**Goal of the exercise**. Check every line below for the word "grid" and copy the ones that have it.

**Stored dataset items**.

** start **

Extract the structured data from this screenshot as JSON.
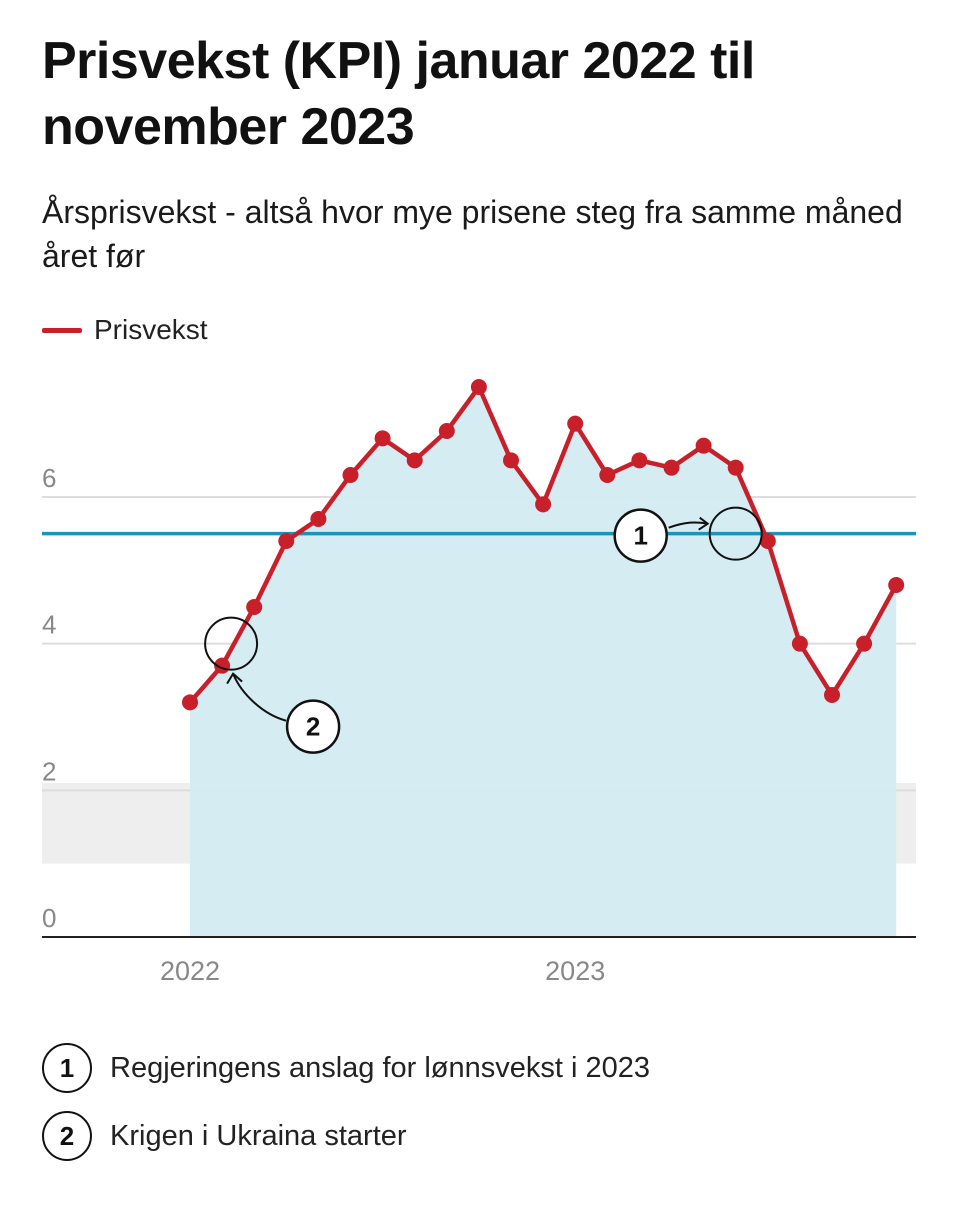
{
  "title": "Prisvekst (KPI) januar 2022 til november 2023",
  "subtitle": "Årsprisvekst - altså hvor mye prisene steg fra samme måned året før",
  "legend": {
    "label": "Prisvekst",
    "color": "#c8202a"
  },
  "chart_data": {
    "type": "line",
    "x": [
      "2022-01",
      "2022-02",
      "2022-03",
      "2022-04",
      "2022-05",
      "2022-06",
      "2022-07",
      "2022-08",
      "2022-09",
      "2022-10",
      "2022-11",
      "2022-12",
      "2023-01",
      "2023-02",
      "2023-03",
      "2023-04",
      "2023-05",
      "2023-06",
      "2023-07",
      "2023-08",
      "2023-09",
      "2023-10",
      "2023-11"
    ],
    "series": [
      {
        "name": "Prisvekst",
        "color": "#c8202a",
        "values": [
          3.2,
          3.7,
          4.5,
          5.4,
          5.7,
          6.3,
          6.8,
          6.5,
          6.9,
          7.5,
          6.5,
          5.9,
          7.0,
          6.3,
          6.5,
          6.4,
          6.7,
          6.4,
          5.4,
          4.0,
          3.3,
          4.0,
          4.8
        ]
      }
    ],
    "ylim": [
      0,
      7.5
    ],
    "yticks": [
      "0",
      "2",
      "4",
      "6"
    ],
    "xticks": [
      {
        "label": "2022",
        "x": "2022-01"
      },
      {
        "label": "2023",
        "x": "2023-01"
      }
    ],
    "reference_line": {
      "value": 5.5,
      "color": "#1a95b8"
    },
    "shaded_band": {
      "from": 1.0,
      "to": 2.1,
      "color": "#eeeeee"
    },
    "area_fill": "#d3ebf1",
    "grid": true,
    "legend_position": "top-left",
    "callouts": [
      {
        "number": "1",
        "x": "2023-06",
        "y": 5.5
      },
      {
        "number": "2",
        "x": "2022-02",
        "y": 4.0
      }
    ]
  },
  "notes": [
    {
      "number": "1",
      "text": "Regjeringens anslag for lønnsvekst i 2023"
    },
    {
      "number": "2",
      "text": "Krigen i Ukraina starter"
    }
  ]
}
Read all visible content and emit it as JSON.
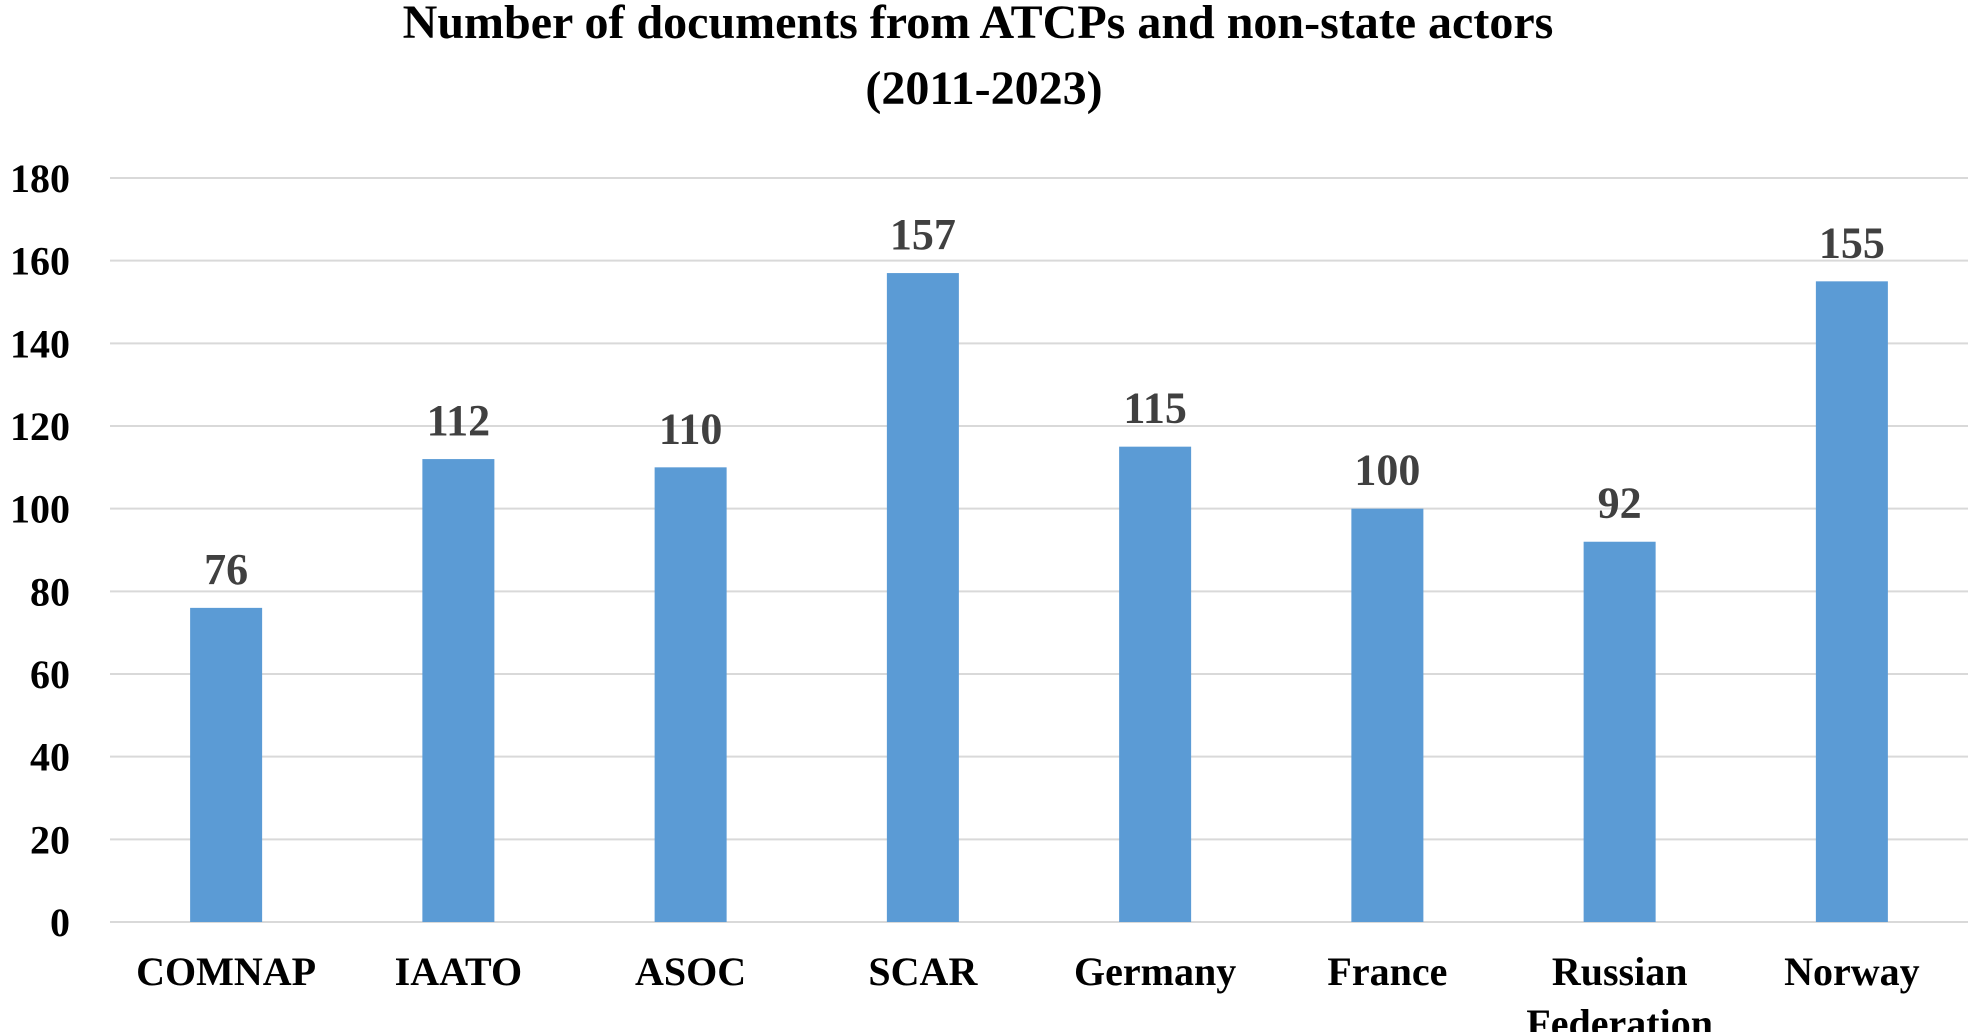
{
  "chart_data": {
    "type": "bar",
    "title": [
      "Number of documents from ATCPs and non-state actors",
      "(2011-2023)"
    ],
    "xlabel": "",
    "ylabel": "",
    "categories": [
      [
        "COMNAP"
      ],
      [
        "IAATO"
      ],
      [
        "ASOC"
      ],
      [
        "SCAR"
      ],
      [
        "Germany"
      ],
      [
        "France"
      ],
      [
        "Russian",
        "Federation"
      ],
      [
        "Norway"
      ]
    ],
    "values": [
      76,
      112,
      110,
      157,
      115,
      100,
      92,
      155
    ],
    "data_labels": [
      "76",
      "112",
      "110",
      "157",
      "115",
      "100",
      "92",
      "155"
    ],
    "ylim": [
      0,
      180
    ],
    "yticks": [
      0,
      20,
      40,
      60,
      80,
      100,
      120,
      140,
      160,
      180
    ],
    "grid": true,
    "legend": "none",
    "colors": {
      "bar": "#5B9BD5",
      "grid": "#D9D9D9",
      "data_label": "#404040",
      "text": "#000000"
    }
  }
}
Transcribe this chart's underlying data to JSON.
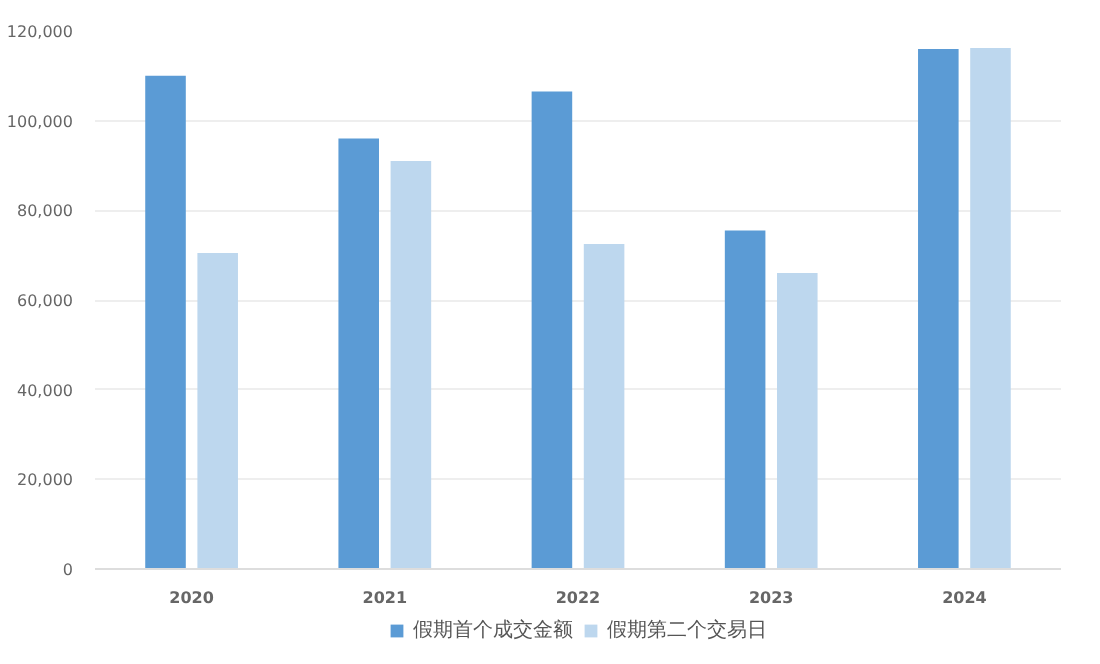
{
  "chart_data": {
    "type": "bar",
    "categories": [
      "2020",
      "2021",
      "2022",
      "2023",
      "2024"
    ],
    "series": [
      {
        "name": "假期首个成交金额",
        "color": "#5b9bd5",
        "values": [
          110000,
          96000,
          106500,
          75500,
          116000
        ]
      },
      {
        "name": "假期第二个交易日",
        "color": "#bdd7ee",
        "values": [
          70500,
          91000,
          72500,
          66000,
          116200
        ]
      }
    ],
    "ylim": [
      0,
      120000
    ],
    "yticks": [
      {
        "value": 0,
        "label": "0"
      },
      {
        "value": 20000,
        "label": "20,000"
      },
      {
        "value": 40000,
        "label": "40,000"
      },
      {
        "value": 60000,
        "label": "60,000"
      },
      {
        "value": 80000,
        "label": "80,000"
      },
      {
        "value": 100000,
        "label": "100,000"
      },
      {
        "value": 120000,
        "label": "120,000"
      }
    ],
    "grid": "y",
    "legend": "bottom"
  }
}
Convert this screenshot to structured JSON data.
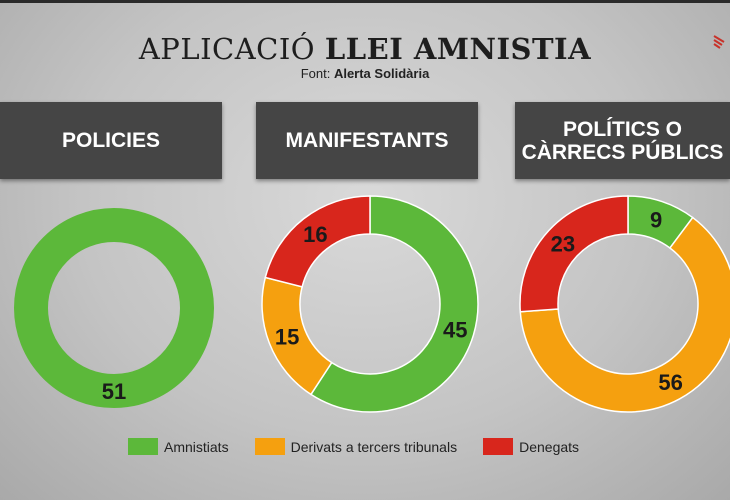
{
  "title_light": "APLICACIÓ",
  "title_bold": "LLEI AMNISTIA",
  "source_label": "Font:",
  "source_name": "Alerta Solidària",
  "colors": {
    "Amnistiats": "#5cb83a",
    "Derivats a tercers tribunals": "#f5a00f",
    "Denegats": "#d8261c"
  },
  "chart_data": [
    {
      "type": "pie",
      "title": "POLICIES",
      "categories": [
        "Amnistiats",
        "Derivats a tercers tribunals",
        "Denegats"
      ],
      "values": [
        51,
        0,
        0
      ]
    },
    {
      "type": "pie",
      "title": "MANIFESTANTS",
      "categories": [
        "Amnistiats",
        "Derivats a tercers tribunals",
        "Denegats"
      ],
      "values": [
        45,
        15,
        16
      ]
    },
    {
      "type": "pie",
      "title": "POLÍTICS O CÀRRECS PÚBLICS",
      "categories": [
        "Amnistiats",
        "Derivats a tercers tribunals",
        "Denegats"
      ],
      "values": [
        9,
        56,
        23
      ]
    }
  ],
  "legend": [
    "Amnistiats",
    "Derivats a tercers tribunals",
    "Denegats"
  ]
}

** end **

**Full output**.
    "grid": true,
    "grid": true,
      "grid": "#D9D9D9",
    "grid": "y",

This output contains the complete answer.